### What is asked
Extract every line in the records below that contains the string "page", and copy each matching line in full.
---------------
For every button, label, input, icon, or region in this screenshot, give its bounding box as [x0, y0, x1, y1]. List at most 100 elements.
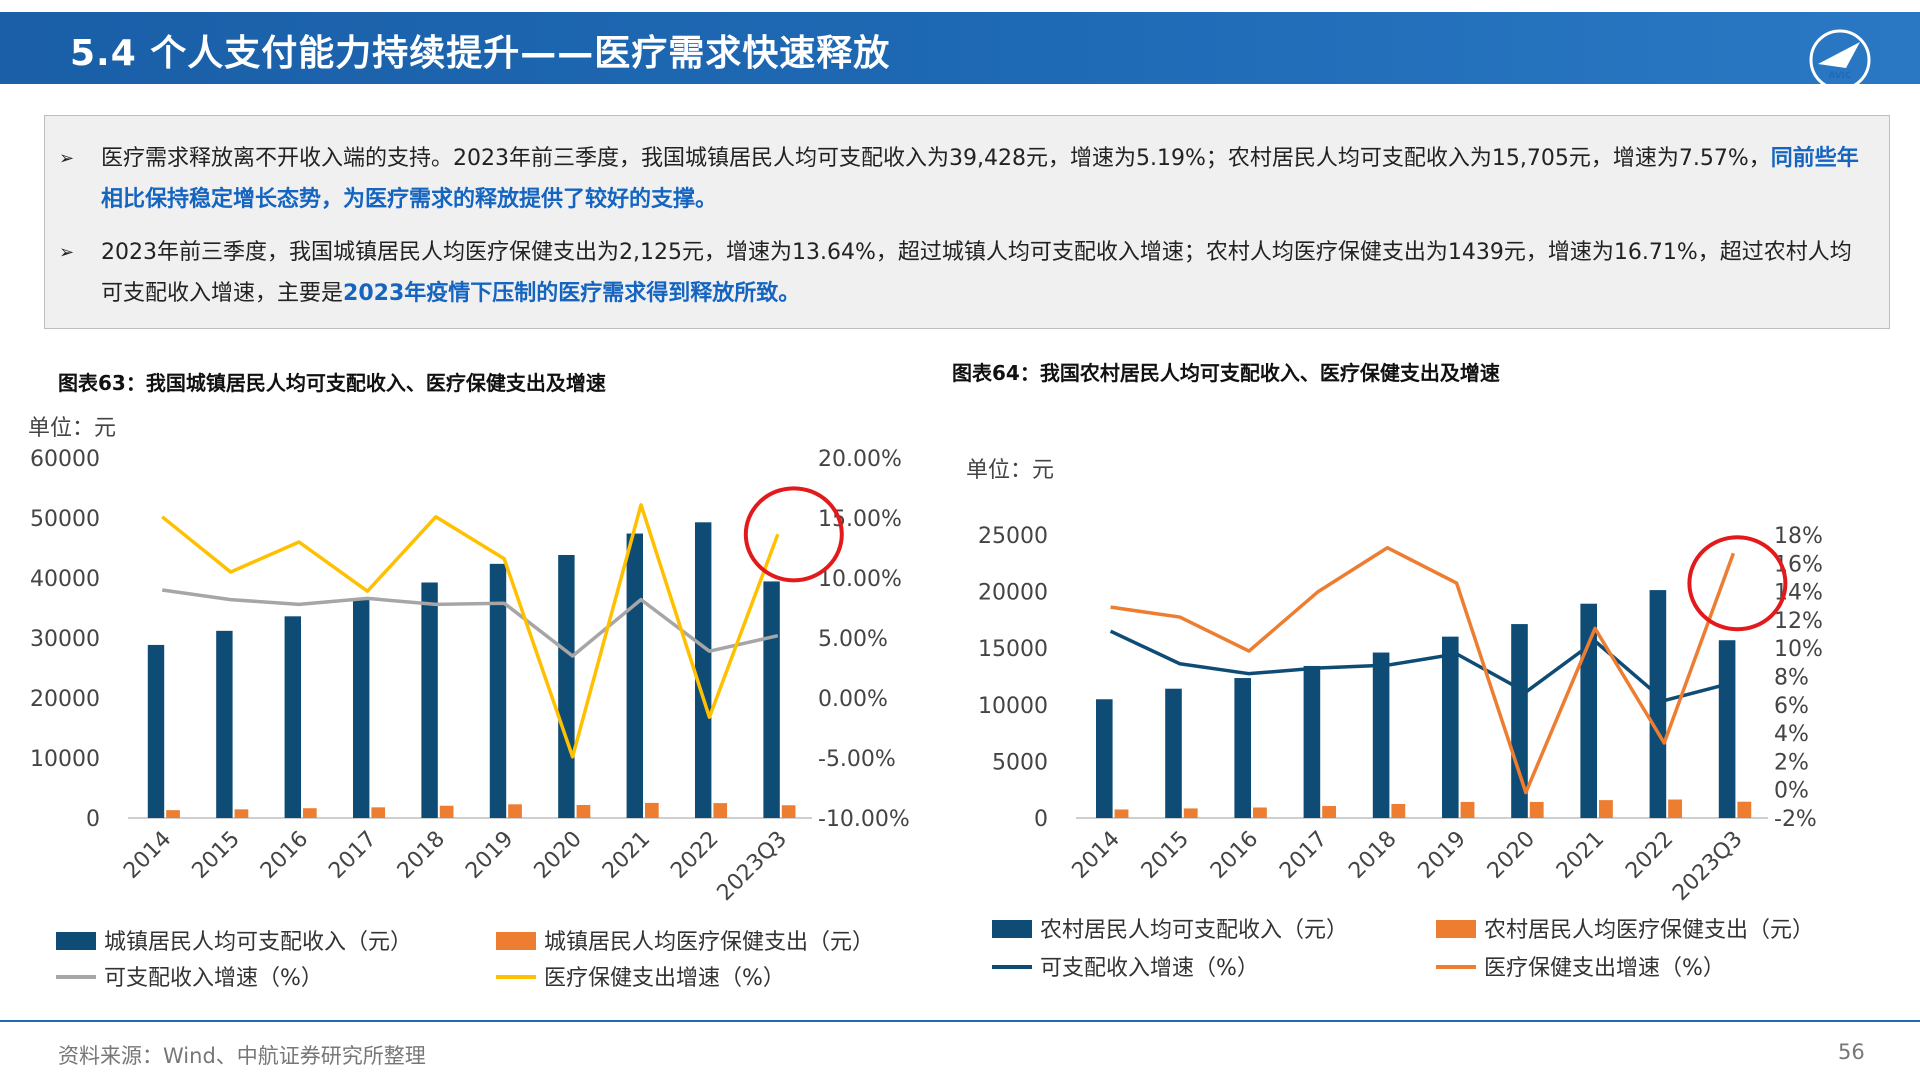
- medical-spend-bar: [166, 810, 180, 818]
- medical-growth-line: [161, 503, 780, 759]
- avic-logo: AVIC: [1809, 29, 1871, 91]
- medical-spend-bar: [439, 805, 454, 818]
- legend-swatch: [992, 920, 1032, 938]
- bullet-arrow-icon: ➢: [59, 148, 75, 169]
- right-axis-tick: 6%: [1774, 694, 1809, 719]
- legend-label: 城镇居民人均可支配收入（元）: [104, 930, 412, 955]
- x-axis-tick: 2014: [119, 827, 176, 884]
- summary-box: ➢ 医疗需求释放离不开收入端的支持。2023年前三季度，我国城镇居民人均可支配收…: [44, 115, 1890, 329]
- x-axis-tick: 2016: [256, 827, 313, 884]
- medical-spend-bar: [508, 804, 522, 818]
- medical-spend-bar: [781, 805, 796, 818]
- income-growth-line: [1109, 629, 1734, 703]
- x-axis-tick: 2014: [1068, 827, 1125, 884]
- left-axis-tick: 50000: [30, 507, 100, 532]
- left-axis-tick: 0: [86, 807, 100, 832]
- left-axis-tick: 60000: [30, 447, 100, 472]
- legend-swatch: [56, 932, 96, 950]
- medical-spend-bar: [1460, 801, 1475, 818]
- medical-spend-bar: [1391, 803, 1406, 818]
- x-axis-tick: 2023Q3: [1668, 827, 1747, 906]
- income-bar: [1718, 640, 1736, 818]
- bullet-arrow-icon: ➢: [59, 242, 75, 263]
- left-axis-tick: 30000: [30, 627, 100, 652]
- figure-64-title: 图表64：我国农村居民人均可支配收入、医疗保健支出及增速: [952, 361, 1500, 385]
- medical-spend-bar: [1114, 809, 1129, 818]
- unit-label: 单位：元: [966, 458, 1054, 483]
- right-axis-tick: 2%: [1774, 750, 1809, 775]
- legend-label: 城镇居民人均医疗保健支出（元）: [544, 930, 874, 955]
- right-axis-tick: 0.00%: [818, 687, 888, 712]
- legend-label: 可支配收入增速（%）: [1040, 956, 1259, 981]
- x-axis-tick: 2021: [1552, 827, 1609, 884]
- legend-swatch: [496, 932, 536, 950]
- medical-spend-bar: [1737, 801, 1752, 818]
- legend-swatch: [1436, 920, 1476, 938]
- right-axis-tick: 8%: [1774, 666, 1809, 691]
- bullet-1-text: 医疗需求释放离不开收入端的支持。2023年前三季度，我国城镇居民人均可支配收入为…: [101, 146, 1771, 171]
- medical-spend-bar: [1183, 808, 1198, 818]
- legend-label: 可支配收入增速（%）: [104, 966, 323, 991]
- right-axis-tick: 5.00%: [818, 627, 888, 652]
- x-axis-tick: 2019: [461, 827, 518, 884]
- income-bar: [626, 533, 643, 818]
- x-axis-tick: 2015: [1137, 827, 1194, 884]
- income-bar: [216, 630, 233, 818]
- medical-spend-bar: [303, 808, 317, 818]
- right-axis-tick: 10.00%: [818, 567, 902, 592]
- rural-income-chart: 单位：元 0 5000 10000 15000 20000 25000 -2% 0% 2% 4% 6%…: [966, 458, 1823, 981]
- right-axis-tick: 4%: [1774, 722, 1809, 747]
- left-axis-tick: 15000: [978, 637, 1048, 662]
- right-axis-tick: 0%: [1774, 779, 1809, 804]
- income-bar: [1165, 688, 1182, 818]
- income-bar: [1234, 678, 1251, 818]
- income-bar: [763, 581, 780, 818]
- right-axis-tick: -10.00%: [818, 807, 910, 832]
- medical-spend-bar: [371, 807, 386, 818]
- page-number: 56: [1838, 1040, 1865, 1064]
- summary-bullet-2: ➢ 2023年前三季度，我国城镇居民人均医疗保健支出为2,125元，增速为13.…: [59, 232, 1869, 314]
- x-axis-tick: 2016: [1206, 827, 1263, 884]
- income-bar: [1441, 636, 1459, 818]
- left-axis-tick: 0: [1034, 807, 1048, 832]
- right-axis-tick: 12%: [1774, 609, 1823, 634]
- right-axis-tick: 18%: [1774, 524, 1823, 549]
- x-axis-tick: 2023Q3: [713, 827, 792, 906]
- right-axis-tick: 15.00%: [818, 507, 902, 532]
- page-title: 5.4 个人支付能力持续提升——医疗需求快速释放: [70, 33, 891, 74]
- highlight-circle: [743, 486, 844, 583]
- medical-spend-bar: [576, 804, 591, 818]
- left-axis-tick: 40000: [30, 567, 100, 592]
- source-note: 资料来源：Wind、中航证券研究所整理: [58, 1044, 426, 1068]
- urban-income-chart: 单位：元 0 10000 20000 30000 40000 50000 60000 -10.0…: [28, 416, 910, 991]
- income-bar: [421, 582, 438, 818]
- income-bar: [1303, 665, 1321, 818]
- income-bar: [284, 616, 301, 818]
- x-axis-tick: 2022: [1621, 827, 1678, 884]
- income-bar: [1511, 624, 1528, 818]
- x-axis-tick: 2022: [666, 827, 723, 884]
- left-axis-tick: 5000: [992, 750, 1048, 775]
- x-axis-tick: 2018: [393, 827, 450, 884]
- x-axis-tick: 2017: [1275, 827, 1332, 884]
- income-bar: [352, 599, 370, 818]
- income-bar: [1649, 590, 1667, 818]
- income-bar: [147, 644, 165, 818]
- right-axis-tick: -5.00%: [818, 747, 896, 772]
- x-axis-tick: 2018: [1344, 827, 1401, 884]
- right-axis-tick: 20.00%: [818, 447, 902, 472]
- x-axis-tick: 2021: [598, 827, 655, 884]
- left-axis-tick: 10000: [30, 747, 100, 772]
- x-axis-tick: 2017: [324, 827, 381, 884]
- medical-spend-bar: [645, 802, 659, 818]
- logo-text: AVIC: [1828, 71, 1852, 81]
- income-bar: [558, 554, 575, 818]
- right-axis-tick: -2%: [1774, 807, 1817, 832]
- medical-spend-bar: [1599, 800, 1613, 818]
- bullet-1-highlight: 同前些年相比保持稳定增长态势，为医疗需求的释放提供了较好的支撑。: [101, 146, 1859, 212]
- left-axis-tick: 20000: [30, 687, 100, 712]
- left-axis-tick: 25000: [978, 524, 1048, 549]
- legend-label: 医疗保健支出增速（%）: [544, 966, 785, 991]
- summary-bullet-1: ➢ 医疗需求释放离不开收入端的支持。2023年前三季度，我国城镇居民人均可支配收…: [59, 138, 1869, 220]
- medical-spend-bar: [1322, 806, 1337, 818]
---------------
### Written solution
- page-number: 56: [1838, 1040, 1865, 1064]
- page-title: 5.4 个人支付能力持续提升——医疗需求快速释放: [70, 33, 891, 74]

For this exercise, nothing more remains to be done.